(Task to complete): Before copying, set the images aside; then transcribe every entry below exactly.

(Input material):
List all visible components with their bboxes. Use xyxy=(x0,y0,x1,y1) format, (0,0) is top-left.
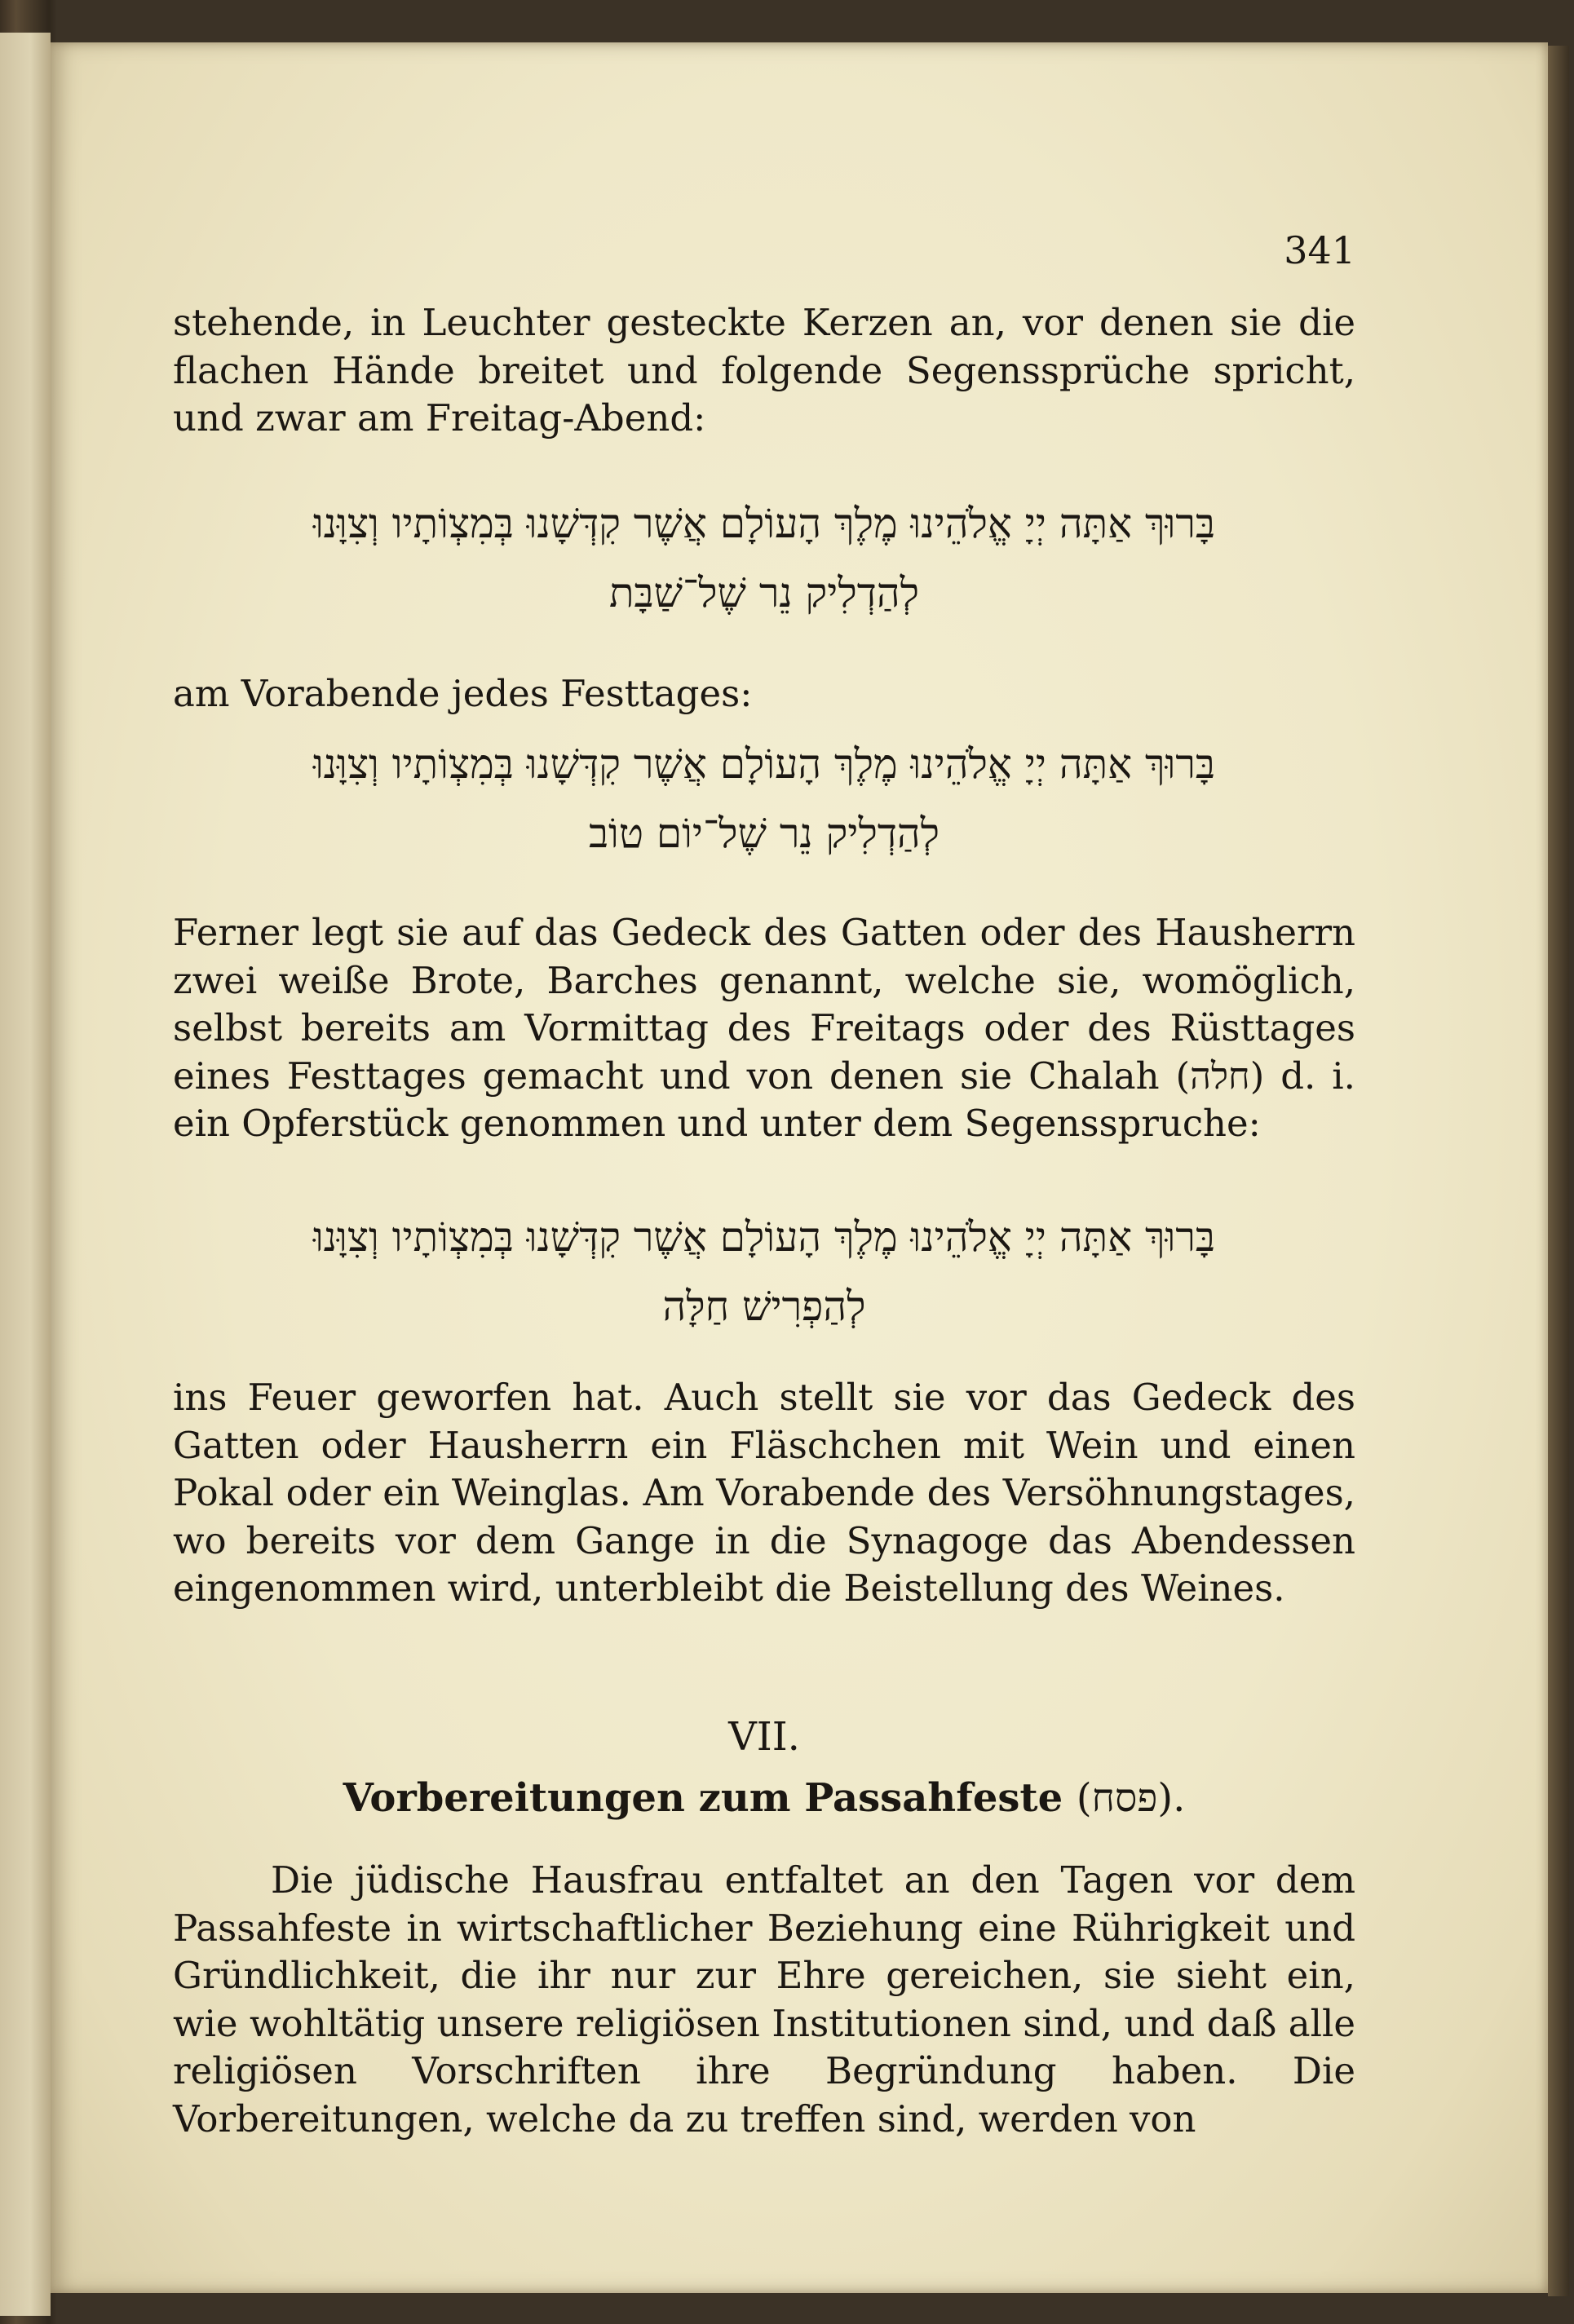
blessing-sabbath-line-2: לְהַדְלִיק נֵר שֶׁל־שַׁבָּת xyxy=(609,569,919,616)
paragraph-festival-eve: am Vorabende jedes Festtages: xyxy=(173,672,753,715)
page-number: 341 xyxy=(1284,228,1355,272)
left-page-edge xyxy=(0,33,51,2316)
blessing-sabbath-line-1: בָּרוּךְ אַתָּה יְיָ אֱלֹהֵינוּ מֶלֶךְ הָעוֹלָם אֲשֶׁר קִדְּשָׁנוּ בְּמִצְוֹתָיו וְצִוָּנוּ xyxy=(312,500,1216,547)
paragraph-candle-lighting: stehende, in Leuchter gesteckte Kerzen an, vor denen sie die flachen Hände breitet und folgende Segenssprüche spricht, und zwar am Freitag-Abend: xyxy=(173,301,1355,440)
section-title xyxy=(173,1775,1355,1821)
blessing-challah-line-1: בָּרוּךְ אַתָּה יְיָ אֱלֹהֵינוּ מֶלֶךְ הָעוֹלָם אֲשֶׁר קִדְּשָׁנוּ בְּמִצְוֹתָיו וְצִוָּנוּ xyxy=(312,1213,1216,1261)
paragraph-barches: Ferner legt sie auf das Gedeck des Gatten oder des Hausherrn zwei weiße Brote, Barches genannt, welche sie, womöglich, selbst bereits am Vormittag des Freitags oder des Rüsttages eines Festtages gemacht und von denen sie Chalah (חלה) d. i. ein Opferstück genommen und unter dem Segensspruche: xyxy=(173,911,1355,1145)
book-cover-edge xyxy=(1548,46,1569,2296)
paragraph-wine: ins Feuer geworfen hat. Auch stellt sie vor das Gedeck des Gatten oder Hausherrn ein Fläschchen mit Wein und einen Pokal oder ein Weinglas. Am Vorabende des Versöhnungstages, wo bereits vor dem Gange in die Synagoge das Abendessen eingenommen wird, unterbleibt die Beistellung des Weines. xyxy=(173,1376,1355,1610)
blessing-festival-line-2: לְהַדְלִיק נֵר שֶׁל־יוֹם טוֹב xyxy=(588,810,940,857)
blessing-challah-line-2: לְהַפְרִישׁ חַלָּה xyxy=(662,1283,866,1330)
book-page xyxy=(51,42,1548,2293)
section-title-hebrew: (פסח). xyxy=(1076,1775,1186,1821)
section-number: VII. xyxy=(728,1714,800,1760)
blessing-festival-line-1: בָּרוּךְ אַתָּה יְיָ אֱלֹהֵינוּ מֶלֶךְ הָעוֹלָם אֲשֶׁר קִדְּשָׁנוּ בְּמִצְוֹתָיו וְצִוָּנוּ xyxy=(312,740,1216,788)
section-title-text: Vorbereitungen zum Passahfeste xyxy=(343,1775,1063,1821)
paragraph-passover-preparations: Die jüdische Hausfrau entfaltet an den Tagen vor dem Passahfeste in wirtschaftlicher Beziehung eine Rührigkeit und Gründlichkeit, die ihr nur zur Ehre gereichen, sie sieht ein, wie wohltätig unsere religiösen Institutionen sind, und daß alle religiösen Vorschriften ihre Begründung haben. Die Vorbereitungen, welche da zu treffen sind, werden von xyxy=(173,1858,1355,2141)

(Result):
List all visible components with their bboxes. Use xyxy=(x0,y0,x1,y1) format, (0,0) is top-left.
blessing-sabbath-line-2: לְהַדְלִיק נֵר שֶׁל־שַׁבָּת xyxy=(609,569,919,616)
paragraph-festival-eve: am Vorabende jedes Festtages: xyxy=(173,672,753,715)
page-number: 341 xyxy=(1284,228,1355,272)
left-page-edge xyxy=(0,33,51,2316)
blessing-sabbath-line-1: בָּרוּךְ אַתָּה יְיָ אֱלֹהֵינוּ מֶלֶךְ הָעוֹלָם אֲשֶׁר קִדְּשָׁנוּ בְּמִצְוֹתָיו וְצִוָּנוּ xyxy=(312,500,1216,547)
paragraph-candle-lighting: stehende, in Leuchter gesteckte Kerzen an, vor denen sie die flachen Hände breitet und folgende Segenssprüche spricht, und zwar am Freitag-Abend: xyxy=(173,301,1355,440)
section-title xyxy=(173,1775,1355,1821)
blessing-challah-line-1: בָּרוּךְ אַתָּה יְיָ אֱלֹהֵינוּ מֶלֶךְ הָעוֹלָם אֲשֶׁר קִדְּשָׁנוּ בְּמִצְוֹתָיו וְצִוָּנוּ xyxy=(312,1213,1216,1261)
paragraph-barches: Ferner legt sie auf das Gedeck des Gatten oder des Hausherrn zwei weiße Brote, Barches genannt, welche sie, womöglich, selbst bereits am Vormittag des Freitags oder des Rüsttages eines Festtages gemacht und von denen sie Chalah (חלה) d. i. ein Opferstück genommen und unter dem Segensspruche: xyxy=(173,911,1355,1145)
book-cover-edge xyxy=(1548,46,1569,2296)
paragraph-wine: ins Feuer geworfen hat. Auch stellt sie vor das Gedeck des Gatten oder Hausherrn ein Fläschchen mit Wein und einen Pokal oder ein Weinglas. Am Vorabende des Versöhnungstages, wo bereits vor dem Gange in die Synagoge das Abendessen eingenommen wird, unterbleibt die Beistellung des Weines. xyxy=(173,1376,1355,1610)
blessing-festival-line-2: לְהַדְלִיק נֵר שֶׁל־יוֹם טוֹב xyxy=(588,810,940,857)
blessing-challah-line-2: לְהַפְרִישׁ חַלָּה xyxy=(662,1283,866,1330)
book-page xyxy=(51,42,1548,2293)
section-title-hebrew: (פסח). xyxy=(1076,1775,1186,1821)
section-number: VII. xyxy=(728,1714,800,1760)
blessing-festival-line-1: בָּרוּךְ אַתָּה יְיָ אֱלֹהֵינוּ מֶלֶךְ הָעוֹלָם אֲשֶׁר קִדְּשָׁנוּ בְּמִצְוֹתָיו וְצִוָּנוּ xyxy=(312,740,1216,788)
section-title-text: Vorbereitungen zum Passahfeste xyxy=(343,1775,1063,1821)
paragraph-passover-preparations: Die jüdische Hausfrau entfaltet an den Tagen vor dem Passahfeste in wirtschaftlicher Beziehung eine Rührigkeit und Gründlichkeit, die ihr nur zur Ehre gereichen, sie sieht ein, wie wohltätig unsere religiösen Institutionen sind, und daß alle religiösen Vorschriften ihre Begründung haben. Die Vorbereitungen, welche da zu treffen sind, werden von xyxy=(173,1858,1355,2141)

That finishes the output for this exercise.